## Exercise
As an exercise in exact copying, transcribe the lines below from the one holding "What does this" through the last, with both ends included and pictures left out.
## START
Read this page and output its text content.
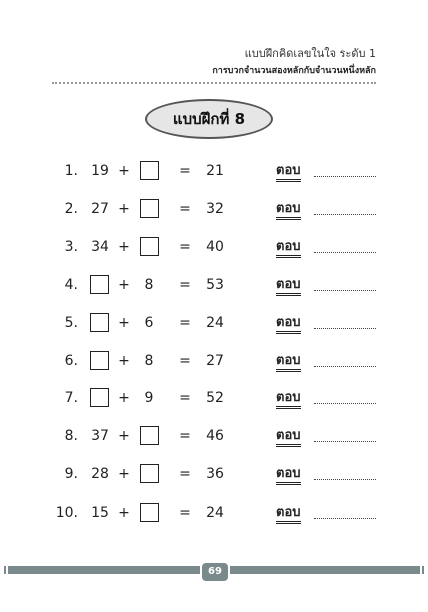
แบบฝึกคิดเลขในใจ ระดับ 1
การบวกจำนวนสองหลักกับจำนวนหนึ่งหลัก
แบบฝึกที่ 8
1. 19 +	= 21	ตอบ
2. 27 +	= 32	ตอบ
3. 34 +	= 40	ตอบ
4.	+	8	= 53	ตอบ
5.	+	6	= 24	ตอบ
6.	+	8	= 27	ตอบ
7.	+	9	= 52	ตอบ
8. 37 +	= 46	ตอบ
9. 28 +	= 36	ตอบ
10. 15 +	= 24	ตอบ
69
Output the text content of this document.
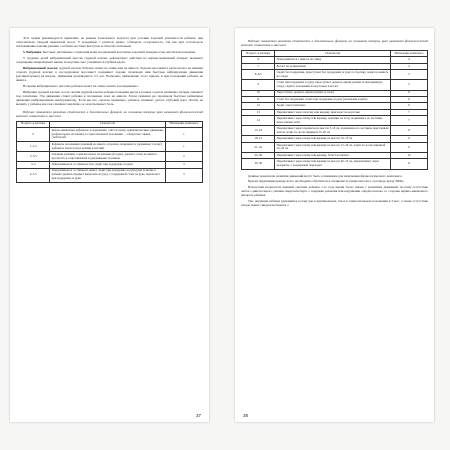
Этот прием рекомендуется применять не раньше 4-месячного возраста при условии хорошей упитанности ребенка, при относительно твердой мышечной массе. У младенцев с рахитом нужно соблюдать осторожность, так как при остеопорозе поглаживание ключиц ранним, особенно костных выступов и областях позвонков.

5. Вибрация. Быстрые, ритмичные сотрясения кожи и подкожной клетчатки ладонной поверхностью кисти или пальцами.

У грудных детей вибрационный массаж грудной клетки, рефлекторно действуя на нервно-мышечный аппарат, вызывает сокращение межреберных мышц, вследствие чего усиливается глубина вдоха.

Вибрационный массаж грудной клетки. Ребенок лежит на спине или на животе. Ладони массажиста располагают на нижних отделах грудной клетки; в последующем массажист поднимает ладони, производя ими быстрые вибрирующие движения (респираторные) на выдохе. Движения производятся 3-5 раз. Возможно применение этого приема и при положении ребенка на животе.

Во время вибрационного массажа ребенок может на спине лежать и попеременно.

Вибрация грудной клетки: после сжатия грудной клетки ребенка пальцами кисти в разных отделах ритмично пальцы смещают под лопатками. Эти движения ставят ребенка в положение лежа на животе. Затем сжимаем раз производя быстрые ритмичные движения (вибрационным инструментом). Если вы все сделали правильно, ребенок начинает делать глубокий вдох. Чтобы не вызвать у ребенка массаж слишком энергично, и он испытывает боль.

Ведущие показатели развития статических и двигательных функций, на основании которых врач назначает физиологический комплекс гимнастики и массажа

Возраст, в месяцах	Показатели	Назначение комплекса
0	Кожно-мышечные рефлексы: поддержание, ответ на кожу, ориентировочные движения, (рефлекторное ползание), в горизонтальном положении — гипертонус мышц сгибателей	1
1–2,5	Рефлексы положения (лежащий на животе, вторично поднимает и удерживает голову), рефлексы плача (опора руками и ногами)	1
3–3,5	Опорные реакции, горизонтальное положение (на руке), держит голову на животе, прочность и сопротивления и удерживание туловища	2
3–4	Поворачивается со спины на бок; сидит при поддержке за руки	3
4–5,5	Поворачивается со спины на живот, сидит при поддержке за руки (при попытке в ребенке держать предмет выпускать из рук), с поддержкой стоит на руке, перелезает при поддержке за руки	3
37

Ведущие показатели развития статических и двигательных функций, на основании которых врач назначает физиологический комплекс гимнастики и массажа

Возраст, в месяцах	Показатели	Назначение комплекса
6	Поворачивается с живота на спину	4
7	Встает на четвереньки	4
8–8,5	Сидит без поддержки, переступает без поддержки за руку по бортику, лежит на животе на опоре	5
9	Стоит при поддержке за руку, переступает, держась двумя руками за неподвижную опору, сидит в положении на корточках и встает	5
10	Переступает, держась двумя руками за опору	6
11	Стоит без поддержки, ходит при поддержке за руку (начальная ходьба)	6
12	Ходит самостоятельно	6
13	Перешагивает через палочку или веревку, приседает на корточки	7
14	Перешагивает через палку или веревку, лежащие на полу, поднимаясь по лестнице переставляет ноги	7
15–18	Перешагивает через предметы на высоте 5-10 см, поднимаясь по лестнице приставным шагом, ходит по доске шириной 15–20 см	8
18–21	Перешагивает через палку или веревку на высоте 10–15 см	9
21–24	Перешагивает через палку или веревку на высоте 15–20 см, ходит по доске шириной 15–20 см	9
24–30	Перешагивает через палку или веревку, бегает на пятках	10
30–36	Перешагивает через палку или веревку на высоте 20–25 см, перешагивает через предметы, с поддержкой переходит	11

Данные показатели развития движений могут быть основанием для назначения физиологического комплекса.

При их нарушении прежде всего необходимо обратиться к специалисту (невропатологу, ортопеду, врачу ЛФК).

Вследствие незрелости нервной системы ребенок 1-го года жизни тесно связан с развитием движений, поэтому отсутствие любого двигательного умения свидетельствует о задержке развития или нарушении «предпосылок» со стороны нервно-мышечного аппарата ребенка.

Так, неумение ребенка удерживать голову как в вертикальном, так и в горизонтальном положении в 3 мес, а также отсутствие опоры может свидетельствовать о

38
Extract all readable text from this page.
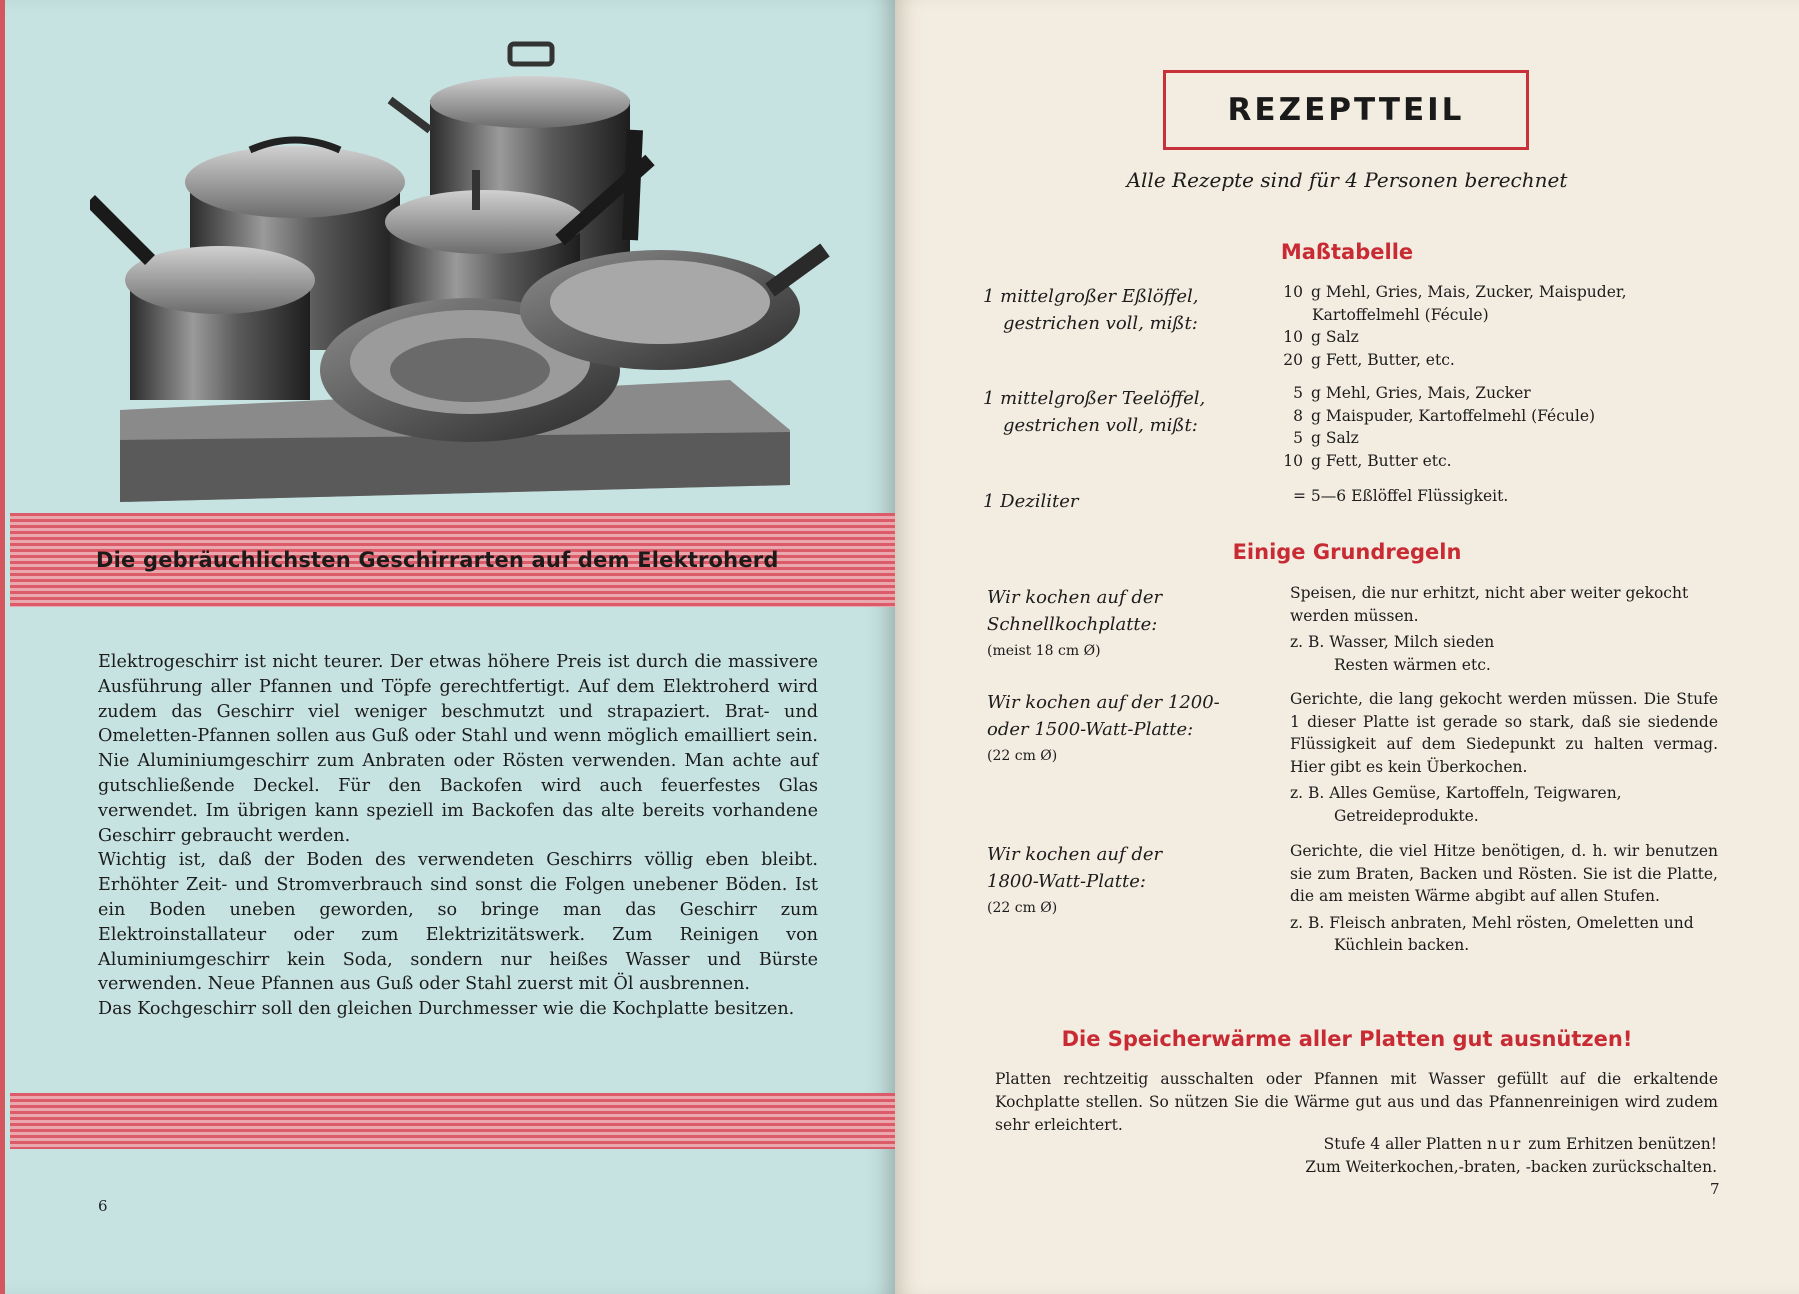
Die gebräuchlichsten Geschirrarten auf dem Elektroherd

Elektrogeschirr ist nicht teurer. Der etwas höhere Preis ist durch die massivere Ausführung aller Pfannen und Töpfe gerechtfertigt. Auf dem Elektroherd wird zudem das Geschirr viel weniger beschmutzt und strapaziert. Brat- und Omeletten-Pfannen sollen aus Guß oder Stahl und wenn möglich emailliert sein. Nie Aluminiumgeschirr zum Anbraten oder Rösten verwenden. Man achte auf gutschließende Deckel. Für den Backofen wird auch feuerfestes Glas verwendet. Im übrigen kann speziell im Backofen das alte bereits vorhandene Geschirr gebraucht werden.

Wichtig ist, daß der Boden des verwendeten Geschirrs völlig eben bleibt. Erhöhter Zeit- und Stromverbrauch sind sonst die Folgen unebener Böden. Ist ein Boden uneben geworden, so bringe man das Geschirr zum Elektroinstallateur oder zum Elektrizitätswerk. Zum Reinigen von Aluminiumgeschirr kein Soda, sondern nur heißes Wasser und Bürste verwenden. Neue Pfannen aus Guß oder Stahl zuerst mit Öl ausbrennen.

Das Kochgeschirr soll den gleichen Durchmesser wie die Kochplatte besitzen.

6
REZEPTTEIL
Alle Rezepte sind für 4 Personen berechnet
Maßtabelle
1 mittelgroßer Eßlöffel,
gestrichen voll, mißt:
10 g Mehl, Gries, Mais, Zucker, Maispuder,
Kartoffelmehl (Fécule)
10 g Salz
20 g Fett, Butter, etc.
1 mittelgroßer Teelöffel,
gestrichen voll, mißt:
5 g Mehl, Gries, Mais, Zucker
8 g Maispuder, Kartoffelmehl (Fécule)
5 g Salz
10 g Fett, Butter etc.
1 Deziliter	= 5—6 Eßlöffel Flüssigkeit.
Einige Grundregeln
Wir kochen auf der
Schnellkochplatte:
(meist 18 cm Ø)
Speisen, die nur erhitzt, nicht aber weiter gekocht werden müssen.
z. B. Wasser, Milch sieden
Resten wärmen etc.
Wir kochen auf der 1200-
oder 1500-Watt-Platte:
(22 cm Ø)
Gerichte, die lang gekocht werden müssen. Die Stufe 1 dieser Platte ist gerade so stark, daß sie siedende Flüssigkeit auf dem Siedepunkt zu halten vermag. Hier gibt es kein Überkochen.
z. B. Alles Gemüse, Kartoffeln, Teigwaren,
Getreideprodukte.
Wir kochen auf der
1800-Watt-Platte:
(22 cm Ø)
Gerichte, die viel Hitze benötigen, d. h. wir benutzen sie zum Braten, Backen und Rösten. Sie ist die Platte, die am meisten Wärme abgibt auf allen Stufen.
z. B. Fleisch anbraten, Mehl rösten, Omeletten und
Küchlein backen.
Die Speicherwärme aller Platten gut ausnützen!

Platten rechtzeitig ausschalten oder Pfannen mit Wasser gefüllt auf die erkaltende Kochplatte stellen. So nützen Sie die Wärme gut aus und das Pfannenreinigen wird zudem sehr erleichtert.

Stufe 4 aller Platten nur zum Erhitzen benützen!
Zum Weiterkochen,-braten, -backen zurückschalten.
7
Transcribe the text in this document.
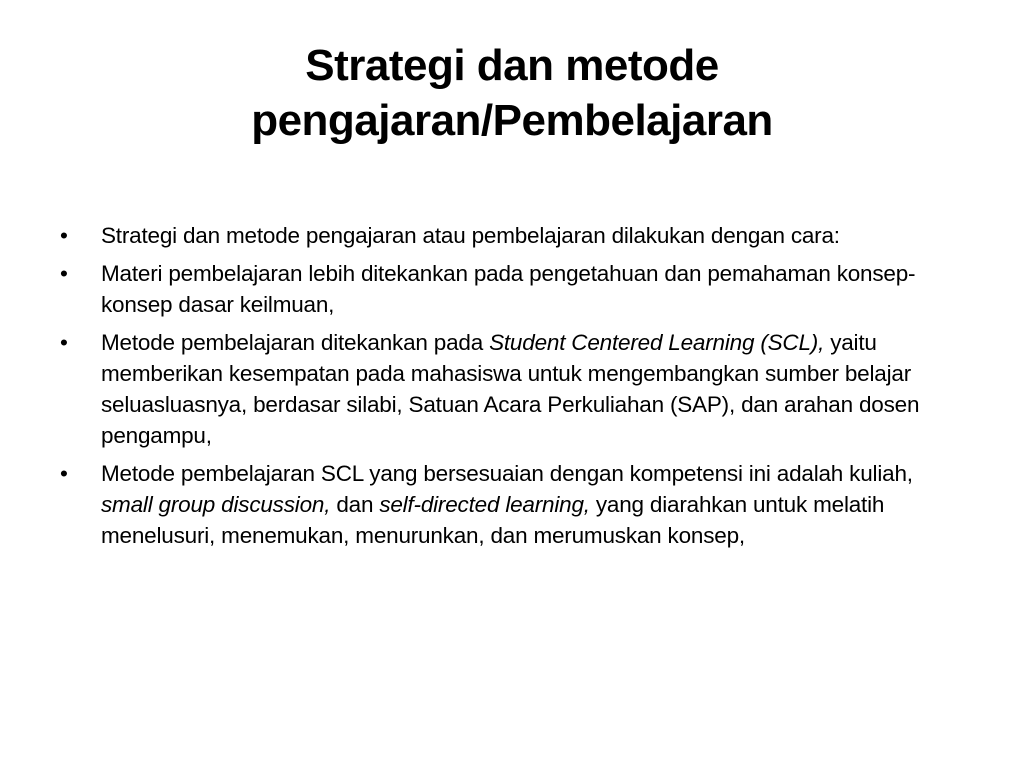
Strategi dan metode
pengajaran/Pembelajaran
•	Strategi dan metode pengajaran atau pembelajaran dilakukan dengan cara:
•	Materi pembelajaran lebih ditekankan pada pengetahuan dan pemahaman konsep-konsep dasar keilmuan,
•	Metode pembelajaran ditekankan pada Student Centered Learning (SCL), yaitu memberikan kesempatan pada mahasiswa untuk mengembangkan sumber belajar seluasluasnya, berdasar silabi, Satuan Acara Perkuliahan (SAP), dan arahan dosen pengampu,
•	Metode pembelajaran SCL yang bersesuaian dengan kompetensi ini adalah kuliah, small group discussion, dan self-directed learning, yang diarahkan untuk melatih menelusuri, menemukan, menurunkan, dan merumuskan konsep,
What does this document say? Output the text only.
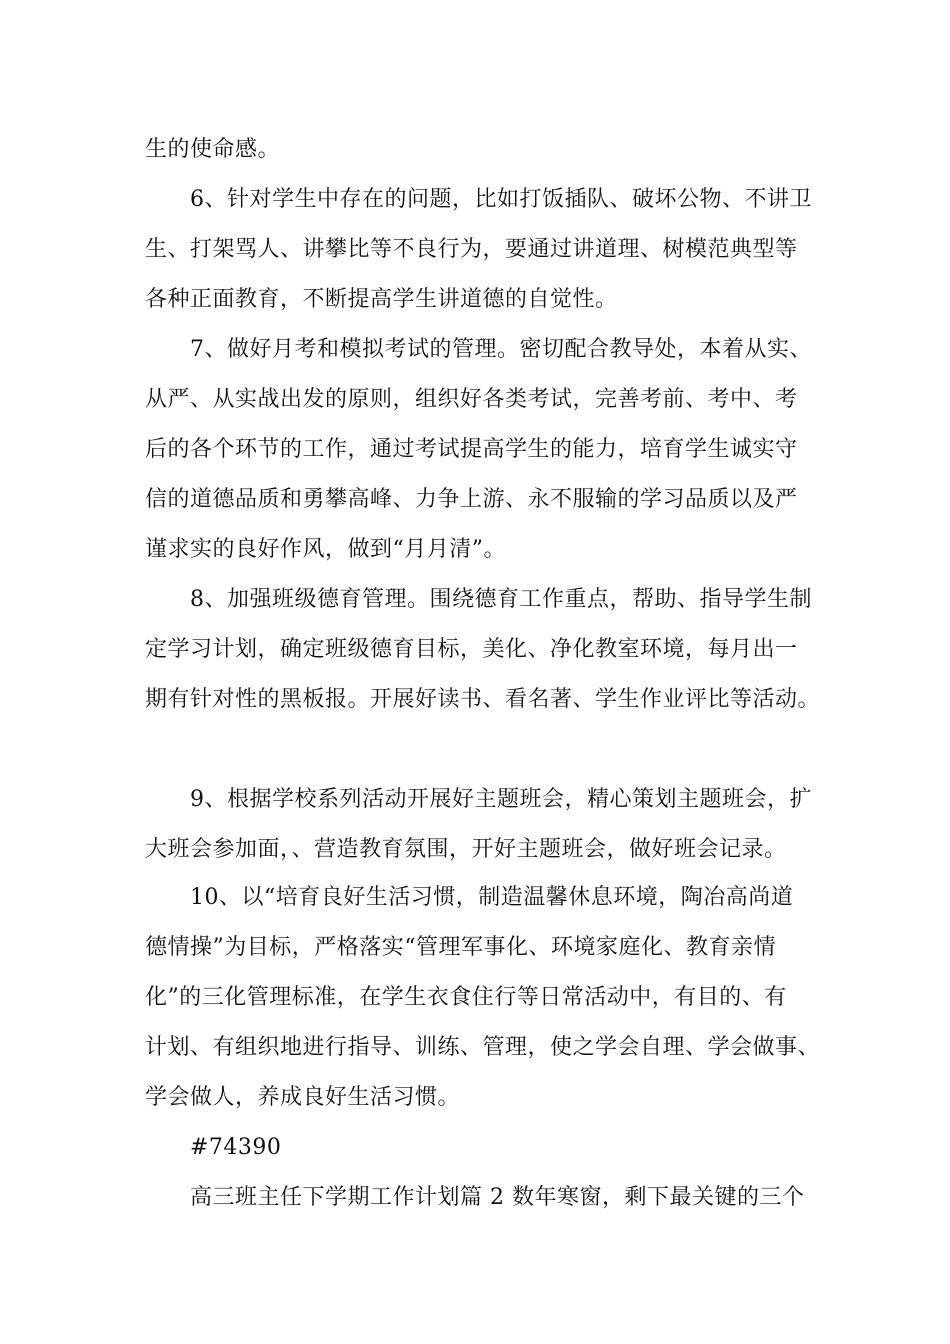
生的使命感。
6、针对学生中存在的问题，比如打饭插队、破坏公物、不讲卫
生、打架骂人、讲攀比等不良行为，要通过讲道理、树模范典型等
各种正面教育，不断提高学生讲道德的自觉性。
7、做好月考和模拟考试的管理。密切配合教导处，本着从实、
从严、从实战出发的原则，组织好各类考试，完善考前、考中、考
后的各个环节的工作，通过考试提高学生的能力，培育学生诚实守
信的道德品质和勇攀高峰、力争上游、永不服输的学习品质以及严
谨求实的良好作风，做到“月月清”。
8、加强班级德育管理。围绕德育工作重点，帮助、指导学生制
定学习计划，确定班级德育目标，美化、净化教室环境，每月出一
期有针对性的黑板报。开展好读书、看名著、学生作业评比等活动。
9、根据学校系列活动开展好主题班会，精心策划主题班会，扩
大班会参加面，、营造教育氛围，开好主题班会，做好班会记录。
10、以“培育良好生活习惯，制造温馨休息环境，陶冶高尚道
德情操”为目标，严格落实“管理军事化、环境家庭化、教育亲情
化”的三化管理标准，在学生衣食住行等日常活动中，有目的、有
计划、有组织地进行指导、训练、管理，使之学会自理、学会做事、
学会做人，养成良好生活习惯。
#74390
高三班主任下学期工作计划篇 2 数年寒窗，剩下最关键的三个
## END
## Reply
What does this document say? Output the text only.
生的使命感。
6、针对学生中存在的问题，比如打饭插队、破坏公物、不讲卫
生、打架骂人、讲攀比等不良行为，要通过讲道理、树模范典型等
各种正面教育，不断提高学生讲道德的自觉性。
7、做好月考和模拟考试的管理。密切配合教导处，本着从实、
从严、从实战出发的原则，组织好各类考试，完善考前、考中、考
后的各个环节的工作，通过考试提高学生的能力，培育学生诚实守
信的道德品质和勇攀高峰、力争上游、永不服输的学习品质以及严
谨求实的良好作风，做到“月月清”。
8、加强班级德育管理。围绕德育工作重点，帮助、指导学生制
定学习计划，确定班级德育目标，美化、净化教室环境，每月出一
期有针对性的黑板报。开展好读书、看名著、学生作业评比等活动。
9、根据学校系列活动开展好主题班会，精心策划主题班会，扩
大班会参加面，、营造教育氛围，开好主题班会，做好班会记录。
10、以“培育良好生活习惯，制造温馨休息环境，陶冶高尚道
德情操”为目标，严格落实“管理军事化、环境家庭化、教育亲情
化”的三化管理标准，在学生衣食住行等日常活动中，有目的、有
计划、有组织地进行指导、训练、管理，使之学会自理、学会做事、
学会做人，养成良好生活习惯。
#74390
高三班主任下学期工作计划篇 2 数年寒窗，剩下最关键的三个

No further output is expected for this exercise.